_THE REQUEST:_
Using the data below, copy each line that includes the word "this".

_GIVEN DATA:_

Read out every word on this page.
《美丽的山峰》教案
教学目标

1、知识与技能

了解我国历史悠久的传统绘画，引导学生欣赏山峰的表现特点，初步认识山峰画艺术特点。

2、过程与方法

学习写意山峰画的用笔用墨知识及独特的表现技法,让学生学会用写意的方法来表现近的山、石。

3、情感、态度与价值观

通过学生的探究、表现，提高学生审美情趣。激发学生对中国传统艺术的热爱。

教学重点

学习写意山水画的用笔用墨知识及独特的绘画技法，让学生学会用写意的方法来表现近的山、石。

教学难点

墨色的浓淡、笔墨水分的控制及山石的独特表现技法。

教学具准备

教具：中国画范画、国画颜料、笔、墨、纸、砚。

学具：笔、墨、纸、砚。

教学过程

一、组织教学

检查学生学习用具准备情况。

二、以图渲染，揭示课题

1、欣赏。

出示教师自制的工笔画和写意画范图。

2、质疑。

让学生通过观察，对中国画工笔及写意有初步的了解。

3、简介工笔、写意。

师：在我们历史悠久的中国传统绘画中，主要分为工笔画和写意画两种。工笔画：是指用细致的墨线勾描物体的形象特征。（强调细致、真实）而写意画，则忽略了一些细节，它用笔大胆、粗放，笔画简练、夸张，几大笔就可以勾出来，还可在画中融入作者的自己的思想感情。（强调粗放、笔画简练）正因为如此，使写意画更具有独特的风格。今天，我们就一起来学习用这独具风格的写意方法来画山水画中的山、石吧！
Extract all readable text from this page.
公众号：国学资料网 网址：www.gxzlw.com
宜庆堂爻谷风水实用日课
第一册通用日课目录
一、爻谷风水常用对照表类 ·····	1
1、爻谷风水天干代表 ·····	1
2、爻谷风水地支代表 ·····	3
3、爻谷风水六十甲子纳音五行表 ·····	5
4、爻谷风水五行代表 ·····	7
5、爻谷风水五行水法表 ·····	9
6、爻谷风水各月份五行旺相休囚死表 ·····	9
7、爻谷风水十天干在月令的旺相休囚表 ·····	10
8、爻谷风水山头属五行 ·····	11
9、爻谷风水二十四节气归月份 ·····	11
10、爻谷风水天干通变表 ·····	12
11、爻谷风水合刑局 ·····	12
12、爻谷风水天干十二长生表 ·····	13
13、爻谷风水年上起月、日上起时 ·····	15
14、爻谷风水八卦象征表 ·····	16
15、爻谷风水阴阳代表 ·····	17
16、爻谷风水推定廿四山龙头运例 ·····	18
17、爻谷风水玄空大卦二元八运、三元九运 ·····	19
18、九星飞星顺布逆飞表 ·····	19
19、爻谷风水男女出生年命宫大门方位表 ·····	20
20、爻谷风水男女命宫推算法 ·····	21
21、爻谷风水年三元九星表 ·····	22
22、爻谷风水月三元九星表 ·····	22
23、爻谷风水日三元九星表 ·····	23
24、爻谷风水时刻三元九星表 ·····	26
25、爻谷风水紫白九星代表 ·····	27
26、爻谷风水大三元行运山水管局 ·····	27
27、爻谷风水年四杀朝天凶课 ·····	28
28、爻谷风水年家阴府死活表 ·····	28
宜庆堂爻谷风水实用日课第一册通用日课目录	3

_WRITTEN SOLUTION:_
Read out every word on this page.
Extract all readable text from this page.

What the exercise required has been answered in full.